» Data records
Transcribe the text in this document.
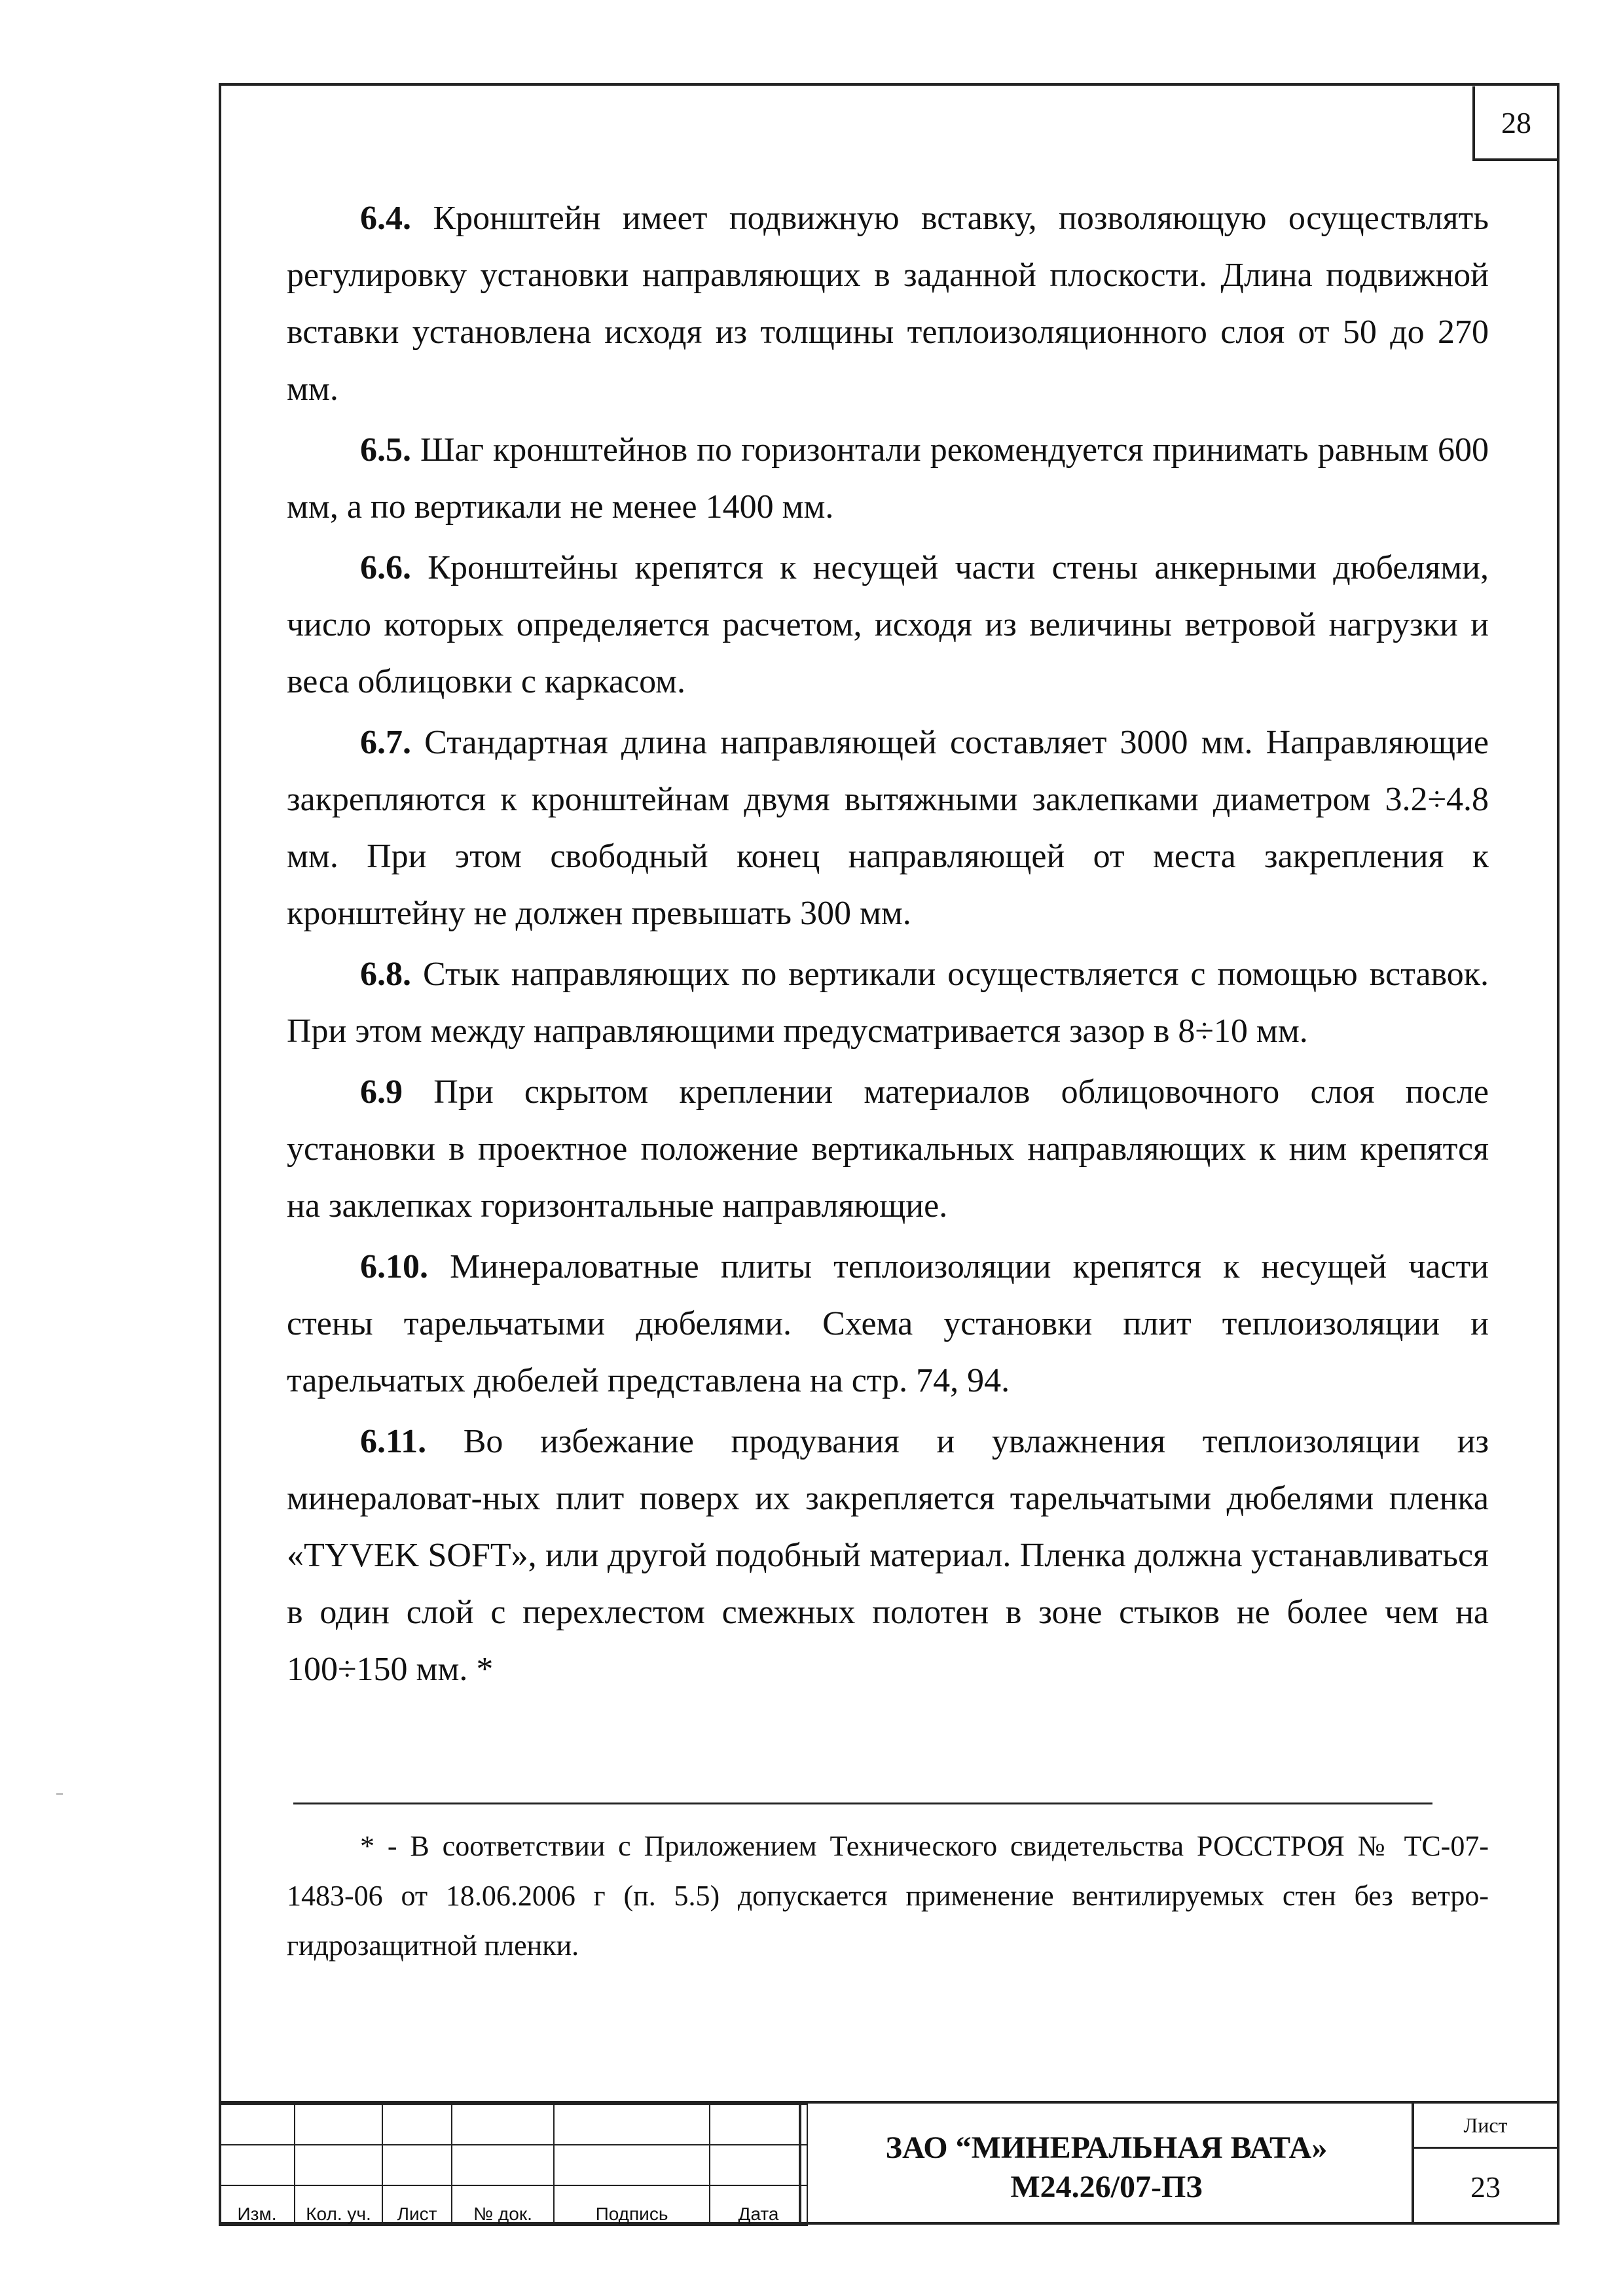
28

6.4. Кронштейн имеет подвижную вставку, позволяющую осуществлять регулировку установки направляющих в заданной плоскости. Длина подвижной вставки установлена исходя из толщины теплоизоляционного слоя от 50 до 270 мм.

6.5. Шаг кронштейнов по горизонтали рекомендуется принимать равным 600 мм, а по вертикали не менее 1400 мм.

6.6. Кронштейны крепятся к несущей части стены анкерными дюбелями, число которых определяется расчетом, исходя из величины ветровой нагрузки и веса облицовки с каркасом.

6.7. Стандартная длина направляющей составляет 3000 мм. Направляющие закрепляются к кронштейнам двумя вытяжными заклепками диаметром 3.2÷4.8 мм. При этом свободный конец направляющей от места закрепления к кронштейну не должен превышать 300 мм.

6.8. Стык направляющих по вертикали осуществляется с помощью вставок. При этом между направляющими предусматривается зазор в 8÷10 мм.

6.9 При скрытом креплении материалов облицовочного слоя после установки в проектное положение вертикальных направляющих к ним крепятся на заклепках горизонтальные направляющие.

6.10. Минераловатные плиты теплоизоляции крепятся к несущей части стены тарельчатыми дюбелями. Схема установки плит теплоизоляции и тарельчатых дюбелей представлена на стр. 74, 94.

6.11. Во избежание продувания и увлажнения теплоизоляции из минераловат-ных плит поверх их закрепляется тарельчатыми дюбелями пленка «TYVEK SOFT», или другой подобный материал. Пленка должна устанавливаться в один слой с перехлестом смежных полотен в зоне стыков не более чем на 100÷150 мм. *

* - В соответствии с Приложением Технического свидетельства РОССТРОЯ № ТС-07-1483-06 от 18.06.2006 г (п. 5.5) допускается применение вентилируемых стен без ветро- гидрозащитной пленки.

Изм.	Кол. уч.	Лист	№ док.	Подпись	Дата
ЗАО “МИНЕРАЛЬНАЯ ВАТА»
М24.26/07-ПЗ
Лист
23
---
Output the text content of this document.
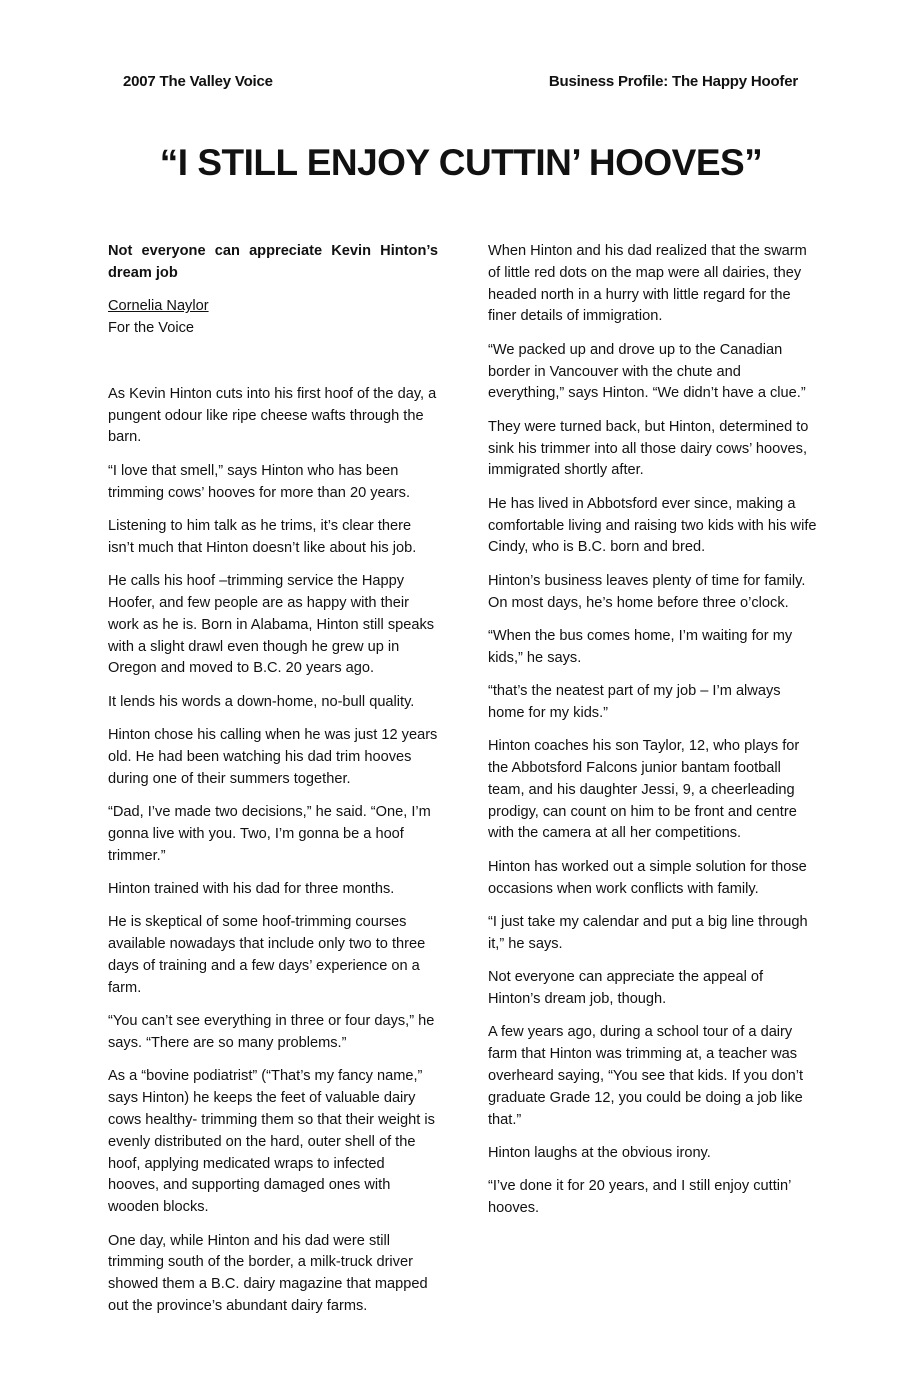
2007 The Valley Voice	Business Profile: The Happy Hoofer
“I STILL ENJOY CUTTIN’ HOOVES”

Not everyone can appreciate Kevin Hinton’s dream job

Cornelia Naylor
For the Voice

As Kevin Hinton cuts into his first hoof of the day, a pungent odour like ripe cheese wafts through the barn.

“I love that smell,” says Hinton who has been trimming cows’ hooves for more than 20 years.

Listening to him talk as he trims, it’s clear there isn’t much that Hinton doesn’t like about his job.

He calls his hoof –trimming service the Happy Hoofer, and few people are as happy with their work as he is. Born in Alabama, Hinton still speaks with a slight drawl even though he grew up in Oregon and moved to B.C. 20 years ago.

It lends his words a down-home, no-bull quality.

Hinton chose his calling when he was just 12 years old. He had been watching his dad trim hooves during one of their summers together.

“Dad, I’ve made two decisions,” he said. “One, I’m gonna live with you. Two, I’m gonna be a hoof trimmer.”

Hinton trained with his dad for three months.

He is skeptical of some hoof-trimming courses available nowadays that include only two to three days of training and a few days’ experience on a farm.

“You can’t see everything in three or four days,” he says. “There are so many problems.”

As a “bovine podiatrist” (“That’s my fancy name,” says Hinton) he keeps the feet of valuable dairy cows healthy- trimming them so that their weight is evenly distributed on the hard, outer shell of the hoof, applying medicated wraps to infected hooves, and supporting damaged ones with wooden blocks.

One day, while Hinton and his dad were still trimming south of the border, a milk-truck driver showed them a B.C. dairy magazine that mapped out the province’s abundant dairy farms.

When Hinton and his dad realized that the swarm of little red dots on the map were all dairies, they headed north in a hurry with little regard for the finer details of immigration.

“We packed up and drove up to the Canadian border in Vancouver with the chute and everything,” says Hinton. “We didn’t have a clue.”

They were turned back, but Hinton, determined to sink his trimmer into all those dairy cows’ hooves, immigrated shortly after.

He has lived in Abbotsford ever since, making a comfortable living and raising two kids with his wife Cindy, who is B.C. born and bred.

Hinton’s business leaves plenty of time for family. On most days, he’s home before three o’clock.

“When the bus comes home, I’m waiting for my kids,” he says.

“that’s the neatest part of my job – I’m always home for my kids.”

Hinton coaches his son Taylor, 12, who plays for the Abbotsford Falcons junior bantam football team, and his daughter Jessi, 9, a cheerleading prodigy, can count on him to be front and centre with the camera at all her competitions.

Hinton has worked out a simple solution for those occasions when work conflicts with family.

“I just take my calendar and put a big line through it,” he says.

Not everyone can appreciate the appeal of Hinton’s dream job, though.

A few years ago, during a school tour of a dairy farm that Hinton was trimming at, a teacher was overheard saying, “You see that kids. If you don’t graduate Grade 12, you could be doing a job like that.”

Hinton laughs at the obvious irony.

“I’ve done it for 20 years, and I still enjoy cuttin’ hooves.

» Task
Return every line of the preceding records in which the word "dairy" appears.

» Task result
As a “bovine podiatrist” (“That’s my fancy name,” says Hinton) he keeps the feet of valuable dairy cows healthy- trimming them so that their weight is evenly distributed on the hard, outer shell of the hoof, applying medicated wraps to infected hooves, and supporting damaged ones with wooden blocks.
One day, while Hinton and his dad were still trimming south of the border, a milk-truck driver showed them a B.C. dairy magazine that mapped out the province’s abundant dairy farms.
They were turned back, but Hinton, determined to sink his trimmer into all those dairy cows’ hooves, immigrated shortly after.
A few years ago, during a school tour of a dairy farm that Hinton was trimming at, a teacher was overheard saying, “You see that kids. If you don’t graduate Grade 12, you could be doing a job like that.”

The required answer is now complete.